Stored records
****************************************
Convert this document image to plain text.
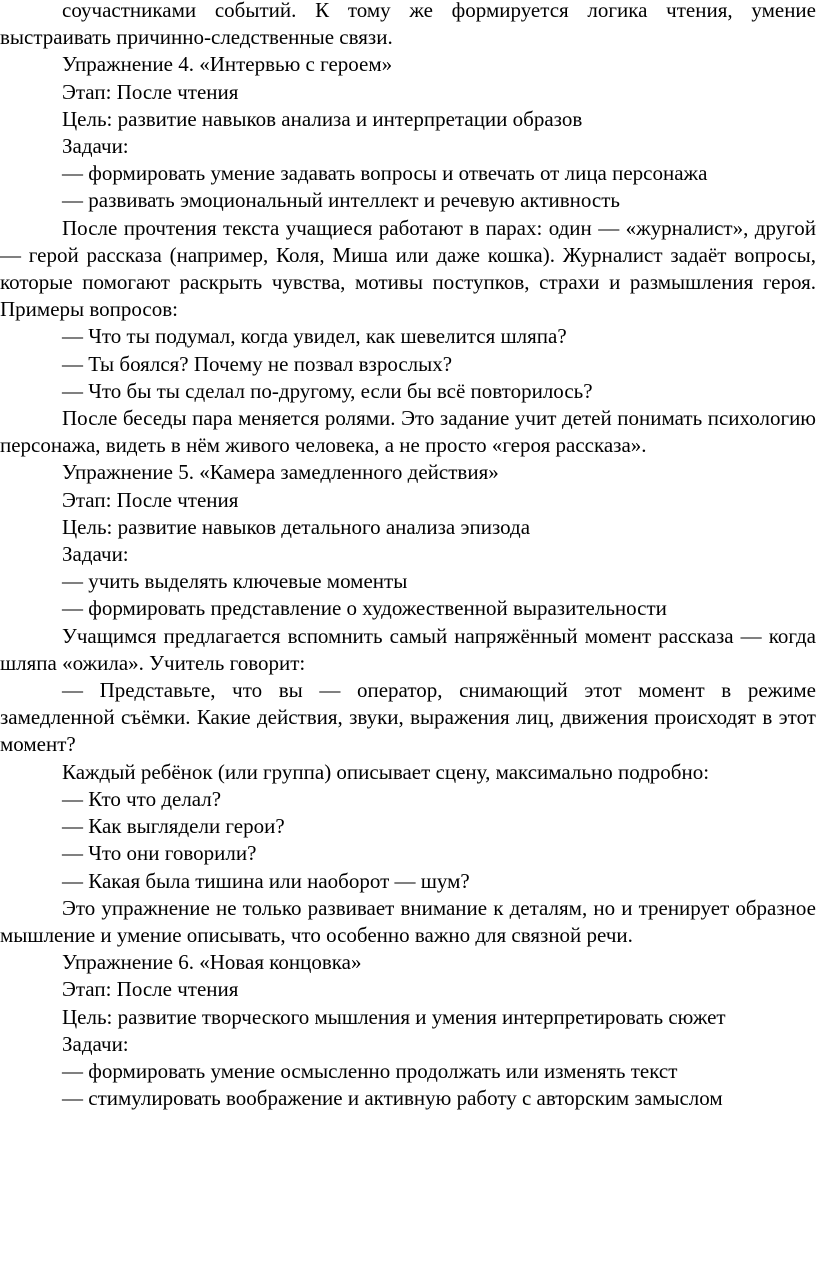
соучастниками событий. К тому же формируется логика чтения, умение выстраивать причинно-следственные связи.

Упражнение 4. «Интервью с героем»

Этап: После чтения

Цель: развитие навыков анализа и интерпретации образов

Задачи:

— формировать умение задавать вопросы и отвечать от лица персонажа

— развивать эмоциональный интеллект и речевую активность

После прочтения текста учащиеся работают в парах: один — «журналист», другой — герой рассказа (например, Коля, Миша или даже кошка). Журналист задаёт вопросы, которые помогают раскрыть чувства, мотивы поступков, страхи и размышления героя. Примеры вопросов:

— Что ты подумал, когда увидел, как шевелится шляпа?

— Ты боялся? Почему не позвал взрослых?

— Что бы ты сделал по-другому, если бы всё повторилось?

После беседы пара меняется ролями. Это задание учит детей понимать психологию персонажа, видеть в нём живого человека, а не просто «героя рассказа».

Упражнение 5. «Камера замедленного действия»

Этап: После чтения

Цель: развитие навыков детального анализа эпизода

Задачи:

— учить выделять ключевые моменты

— формировать представление о художественной выразительности

Учащимся предлагается вспомнить самый напряжённый момент рассказа — когда шляпа «ожила». Учитель говорит:

— Представьте, что вы — оператор, снимающий этот момент в режиме замедленной съёмки. Какие действия, звуки, выражения лиц, движения происходят в этот момент?

Каждый ребёнок (или группа) описывает сцену, максимально подробно:

— Кто что делал?

— Как выглядели герои?

— Что они говорили?

— Какая была тишина или наоборот — шум?

Это упражнение не только развивает внимание к деталям, но и тренирует образное мышление и умение описывать, что особенно важно для связной речи.

Упражнение 6. «Новая концовка»

Этап: После чтения

Цель: развитие творческого мышления и умения интерпретировать сюжет

Задачи:

— формировать умение осмысленно продолжать или изменять текст

— стимулировать воображение и активную работу с авторским замыслом
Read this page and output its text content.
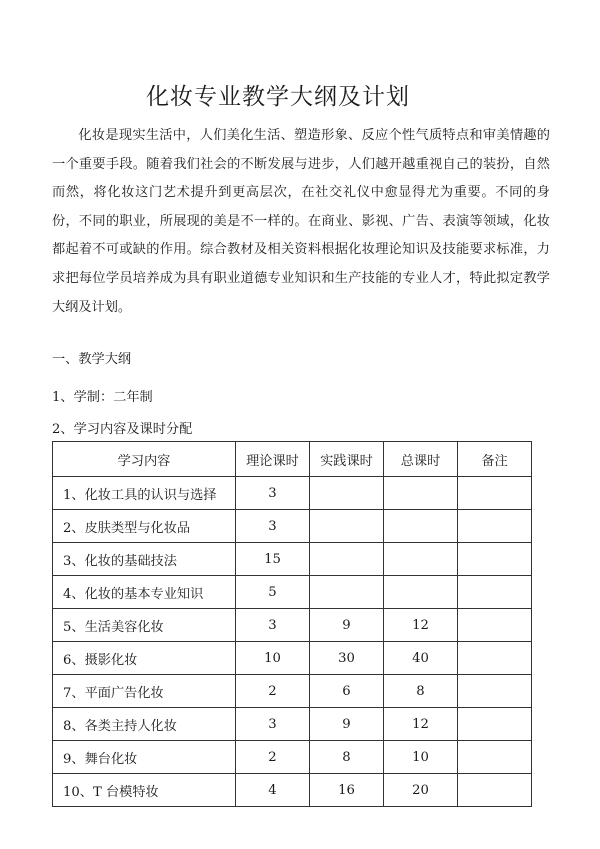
化妆专业教学大纲及计划

化妆是现实生活中，人们美化生活、塑造形象、反应个性气质特点和审美情趣的一个重要手段。随着我们社会的不断发展与进步，人们越开越重视自己的装扮，自然而然，将化妆这门艺术提升到更高层次，在社交礼仪中愈显得尤为重要。不同的身份，不同的职业，所展现的美是不一样的。在商业、影视、广告、表演等领域，化妆都起着不可或缺的作用。综合教材及相关资料根据化妆理论知识及技能要求标准，力求把每位学员培养成为具有职业道德专业知识和生产技能的专业人才，特此拟定教学大纲及计划。

一、教学大纲
1、学制：二年制
2、学习内容及课时分配
学习内容	理论课时	实践课时	总课时	备注
1、化妆工具的认识与选择	3			
2、皮肤类型与化妆品	3			
3、化妆的基础技法	15			
4、化妆的基本专业知识	5			
5、生活美容化妆	3	9	12	
6、摄影化妆	10	30	40	
7、平面广告化妆	2	6	8	
8、各类主持人化妆	3	9	12	
9、舞台化妆	2	8	10	
10、T 台模特妆	4	16	20	
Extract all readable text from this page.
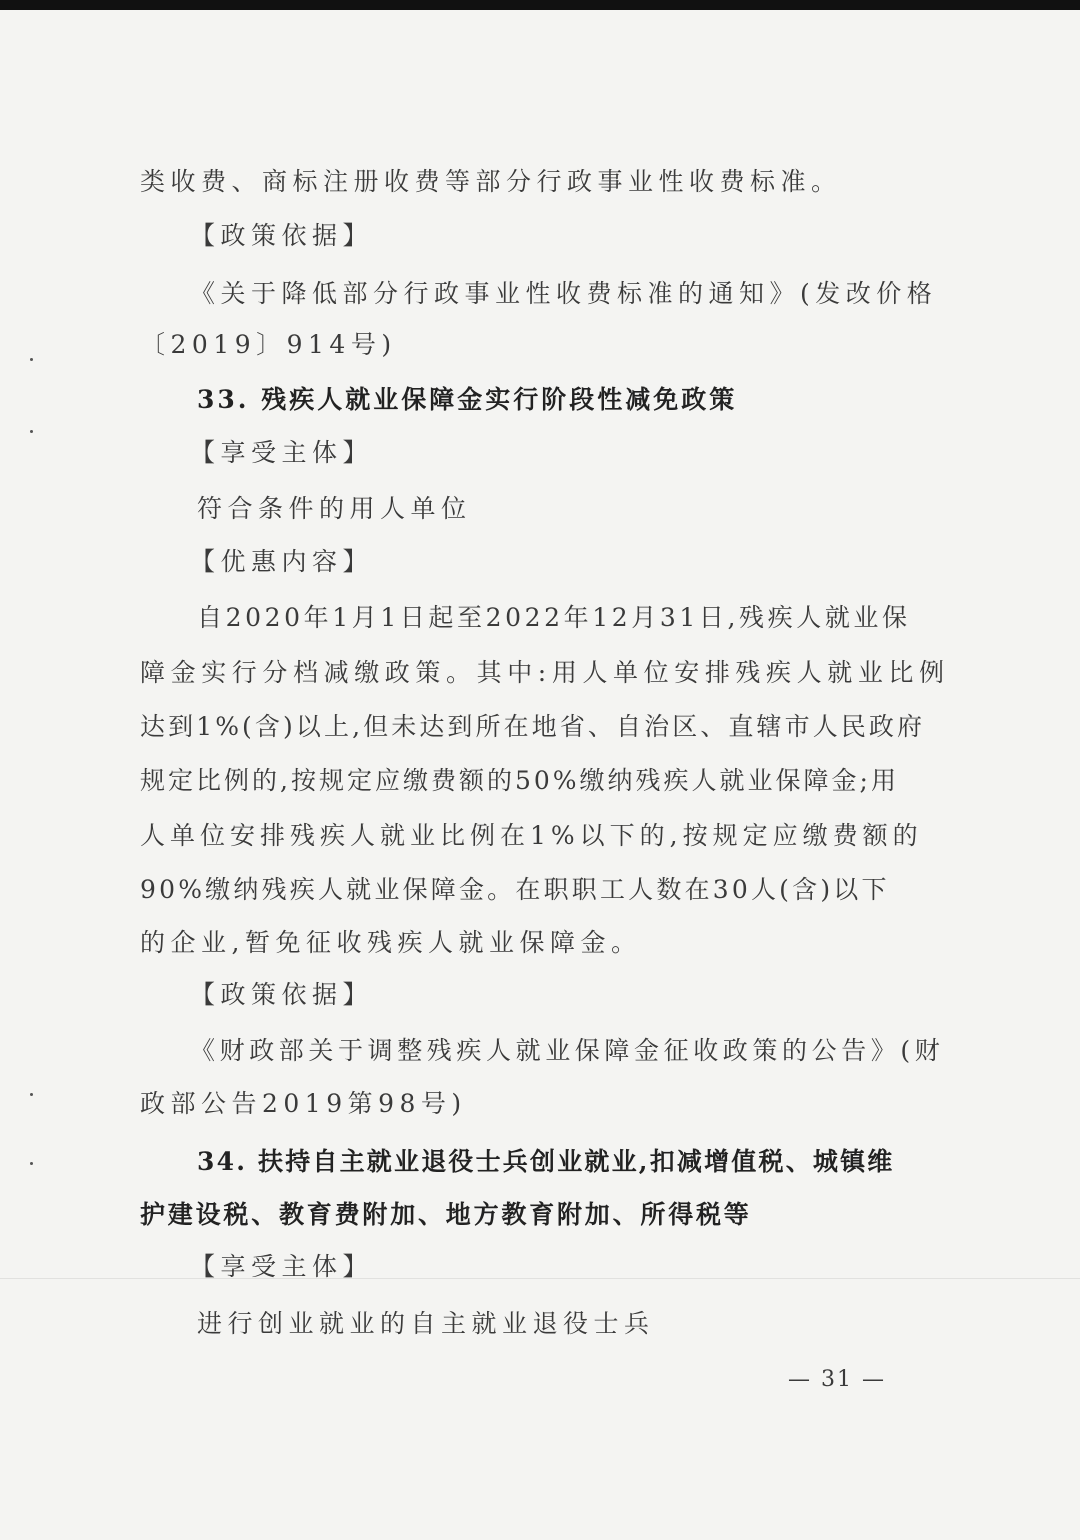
类收费、商标注册收费等部分行政事业性收费标准。

【政策依据】

《关于降低部分行政事业性收费标准的通知》(发改价格

〔2019〕914号)

33. 残疾人就业保障金实行阶段性减免政策

【享受主体】

符合条件的用人单位

【优惠内容】

自2020年1月1日起至2022年12月31日,残疾人就业保

障金实行分档减缴政策。其中:用人单位安排残疾人就业比例

达到1%(含)以上,但未达到所在地省、自治区、直辖市人民政府

规定比例的,按规定应缴费额的50%缴纳残疾人就业保障金;用

人单位安排残疾人就业比例在1%以下的,按规定应缴费额的

90%缴纳残疾人就业保障金。在职职工人数在30人(含)以下

的企业,暂免征收残疾人就业保障金。

【政策依据】

《财政部关于调整残疾人就业保障金征收政策的公告》(财

政部公告2019第98号)

34. 扶持自主就业退役士兵创业就业,扣减增值税、城镇维

护建设税、教育费附加、地方教育附加、所得税等

【享受主体】

进行创业就业的自主就业退役士兵

— 31 —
****************************************
## WRITTEN PROBLEM
List the lines of the entries that include "text".

## REPLY TO THE EXERCISE
Convert this document image to plain text.
Read this page and output its text content.
Extract all readable text from this page.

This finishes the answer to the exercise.